• _Listing_:
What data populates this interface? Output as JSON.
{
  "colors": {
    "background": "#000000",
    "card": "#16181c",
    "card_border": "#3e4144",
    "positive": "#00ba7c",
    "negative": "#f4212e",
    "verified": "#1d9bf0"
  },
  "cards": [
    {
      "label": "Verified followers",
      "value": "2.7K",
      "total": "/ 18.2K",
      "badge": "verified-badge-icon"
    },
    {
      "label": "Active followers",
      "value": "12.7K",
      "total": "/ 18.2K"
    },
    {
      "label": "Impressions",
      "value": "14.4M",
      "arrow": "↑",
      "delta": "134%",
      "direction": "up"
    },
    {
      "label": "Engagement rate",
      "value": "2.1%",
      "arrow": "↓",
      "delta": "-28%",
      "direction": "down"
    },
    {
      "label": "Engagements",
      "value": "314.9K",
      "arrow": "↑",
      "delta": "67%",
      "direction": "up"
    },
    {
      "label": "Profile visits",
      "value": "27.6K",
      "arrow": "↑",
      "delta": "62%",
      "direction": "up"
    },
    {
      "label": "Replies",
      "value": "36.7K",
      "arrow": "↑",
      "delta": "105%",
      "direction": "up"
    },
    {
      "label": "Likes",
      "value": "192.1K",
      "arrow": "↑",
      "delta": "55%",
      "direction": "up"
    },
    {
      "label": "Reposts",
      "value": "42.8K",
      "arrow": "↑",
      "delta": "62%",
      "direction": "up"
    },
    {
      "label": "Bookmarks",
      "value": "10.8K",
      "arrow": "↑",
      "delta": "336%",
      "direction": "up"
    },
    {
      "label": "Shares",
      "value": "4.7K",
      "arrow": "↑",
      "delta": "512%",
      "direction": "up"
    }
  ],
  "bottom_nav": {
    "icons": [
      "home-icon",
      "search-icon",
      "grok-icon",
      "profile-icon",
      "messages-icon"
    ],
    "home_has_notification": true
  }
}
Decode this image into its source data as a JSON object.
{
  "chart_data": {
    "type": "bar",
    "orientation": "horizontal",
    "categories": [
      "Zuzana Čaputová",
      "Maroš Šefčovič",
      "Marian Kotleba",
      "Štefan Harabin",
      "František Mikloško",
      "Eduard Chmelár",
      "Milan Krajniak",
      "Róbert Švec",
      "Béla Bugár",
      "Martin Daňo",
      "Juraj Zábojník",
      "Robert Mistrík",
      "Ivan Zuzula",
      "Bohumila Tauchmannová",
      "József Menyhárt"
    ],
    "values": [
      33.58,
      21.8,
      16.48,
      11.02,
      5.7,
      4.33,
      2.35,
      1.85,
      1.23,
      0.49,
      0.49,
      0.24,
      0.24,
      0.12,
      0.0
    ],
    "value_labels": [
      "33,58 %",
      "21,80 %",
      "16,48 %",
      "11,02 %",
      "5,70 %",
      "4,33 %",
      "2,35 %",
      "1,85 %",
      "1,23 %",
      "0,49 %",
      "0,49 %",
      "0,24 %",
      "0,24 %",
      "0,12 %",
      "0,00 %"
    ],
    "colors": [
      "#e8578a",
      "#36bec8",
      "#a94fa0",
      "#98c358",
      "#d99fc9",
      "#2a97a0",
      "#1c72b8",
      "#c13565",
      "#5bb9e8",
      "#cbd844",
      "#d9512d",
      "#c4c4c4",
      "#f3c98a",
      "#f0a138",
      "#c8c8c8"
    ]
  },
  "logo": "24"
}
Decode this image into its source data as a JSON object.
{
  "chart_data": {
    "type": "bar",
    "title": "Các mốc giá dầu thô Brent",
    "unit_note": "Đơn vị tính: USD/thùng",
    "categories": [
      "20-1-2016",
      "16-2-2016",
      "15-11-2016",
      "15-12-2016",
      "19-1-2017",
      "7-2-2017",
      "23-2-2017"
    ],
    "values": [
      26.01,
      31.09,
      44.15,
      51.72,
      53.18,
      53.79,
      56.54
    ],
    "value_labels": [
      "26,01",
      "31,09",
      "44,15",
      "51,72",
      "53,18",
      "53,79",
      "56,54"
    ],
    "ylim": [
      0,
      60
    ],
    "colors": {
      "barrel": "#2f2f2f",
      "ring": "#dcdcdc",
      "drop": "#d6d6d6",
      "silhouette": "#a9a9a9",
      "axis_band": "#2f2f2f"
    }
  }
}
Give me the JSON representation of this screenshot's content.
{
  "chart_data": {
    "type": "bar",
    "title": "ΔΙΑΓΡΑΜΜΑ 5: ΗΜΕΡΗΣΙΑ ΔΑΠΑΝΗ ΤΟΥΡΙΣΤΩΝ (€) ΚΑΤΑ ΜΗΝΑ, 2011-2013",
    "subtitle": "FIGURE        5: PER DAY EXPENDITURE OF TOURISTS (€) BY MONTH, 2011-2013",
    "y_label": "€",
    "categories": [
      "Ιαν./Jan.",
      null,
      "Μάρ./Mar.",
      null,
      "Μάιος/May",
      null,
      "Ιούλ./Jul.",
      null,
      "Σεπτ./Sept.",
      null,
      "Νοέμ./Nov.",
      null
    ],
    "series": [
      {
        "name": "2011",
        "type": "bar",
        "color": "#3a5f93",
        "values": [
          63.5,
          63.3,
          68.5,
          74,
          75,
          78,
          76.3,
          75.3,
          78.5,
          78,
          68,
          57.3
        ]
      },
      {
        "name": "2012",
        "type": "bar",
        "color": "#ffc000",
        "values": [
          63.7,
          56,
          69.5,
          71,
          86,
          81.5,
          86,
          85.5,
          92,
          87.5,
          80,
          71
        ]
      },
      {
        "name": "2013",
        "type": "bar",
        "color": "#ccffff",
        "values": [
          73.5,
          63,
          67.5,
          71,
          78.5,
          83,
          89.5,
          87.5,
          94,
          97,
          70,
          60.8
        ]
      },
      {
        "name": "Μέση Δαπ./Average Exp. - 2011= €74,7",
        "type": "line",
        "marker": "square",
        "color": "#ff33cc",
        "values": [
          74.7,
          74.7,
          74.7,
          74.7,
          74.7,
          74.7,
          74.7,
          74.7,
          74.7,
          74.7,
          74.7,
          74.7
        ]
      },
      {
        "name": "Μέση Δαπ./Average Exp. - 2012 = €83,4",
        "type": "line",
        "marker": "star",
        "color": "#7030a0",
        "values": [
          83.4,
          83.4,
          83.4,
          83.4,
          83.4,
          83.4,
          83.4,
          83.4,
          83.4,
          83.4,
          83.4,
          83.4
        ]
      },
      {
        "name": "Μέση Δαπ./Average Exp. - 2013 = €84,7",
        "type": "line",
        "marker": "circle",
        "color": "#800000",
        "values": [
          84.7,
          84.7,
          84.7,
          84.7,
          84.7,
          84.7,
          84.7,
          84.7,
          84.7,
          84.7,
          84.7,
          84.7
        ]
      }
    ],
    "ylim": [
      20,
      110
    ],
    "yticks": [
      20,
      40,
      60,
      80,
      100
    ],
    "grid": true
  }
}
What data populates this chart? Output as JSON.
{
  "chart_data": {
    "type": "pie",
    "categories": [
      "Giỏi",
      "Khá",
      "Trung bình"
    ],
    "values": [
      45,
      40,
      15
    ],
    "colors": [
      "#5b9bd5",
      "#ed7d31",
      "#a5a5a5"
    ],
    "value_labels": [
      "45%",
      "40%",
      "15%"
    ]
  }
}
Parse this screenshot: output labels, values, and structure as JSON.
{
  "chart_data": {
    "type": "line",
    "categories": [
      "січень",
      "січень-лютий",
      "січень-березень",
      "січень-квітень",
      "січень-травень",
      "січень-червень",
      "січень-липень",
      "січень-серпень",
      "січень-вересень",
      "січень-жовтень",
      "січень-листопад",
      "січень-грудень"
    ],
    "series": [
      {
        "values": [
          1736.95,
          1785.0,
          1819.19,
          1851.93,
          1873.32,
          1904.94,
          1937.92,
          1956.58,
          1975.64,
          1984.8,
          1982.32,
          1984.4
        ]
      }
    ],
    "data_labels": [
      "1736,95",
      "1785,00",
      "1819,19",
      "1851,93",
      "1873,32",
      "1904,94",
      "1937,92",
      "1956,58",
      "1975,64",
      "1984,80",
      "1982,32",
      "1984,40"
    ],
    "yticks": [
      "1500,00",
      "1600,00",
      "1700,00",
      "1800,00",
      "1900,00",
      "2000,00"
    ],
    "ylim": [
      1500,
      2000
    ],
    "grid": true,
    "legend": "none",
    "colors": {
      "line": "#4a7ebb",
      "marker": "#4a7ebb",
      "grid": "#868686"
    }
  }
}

• _Your objective_: Identify every line where the string "screenshot" appears.

• _Full solution_:
Give me the JSON representation of this screenshot's content.
Parse this screenshot: output labels, values, and structure as JSON.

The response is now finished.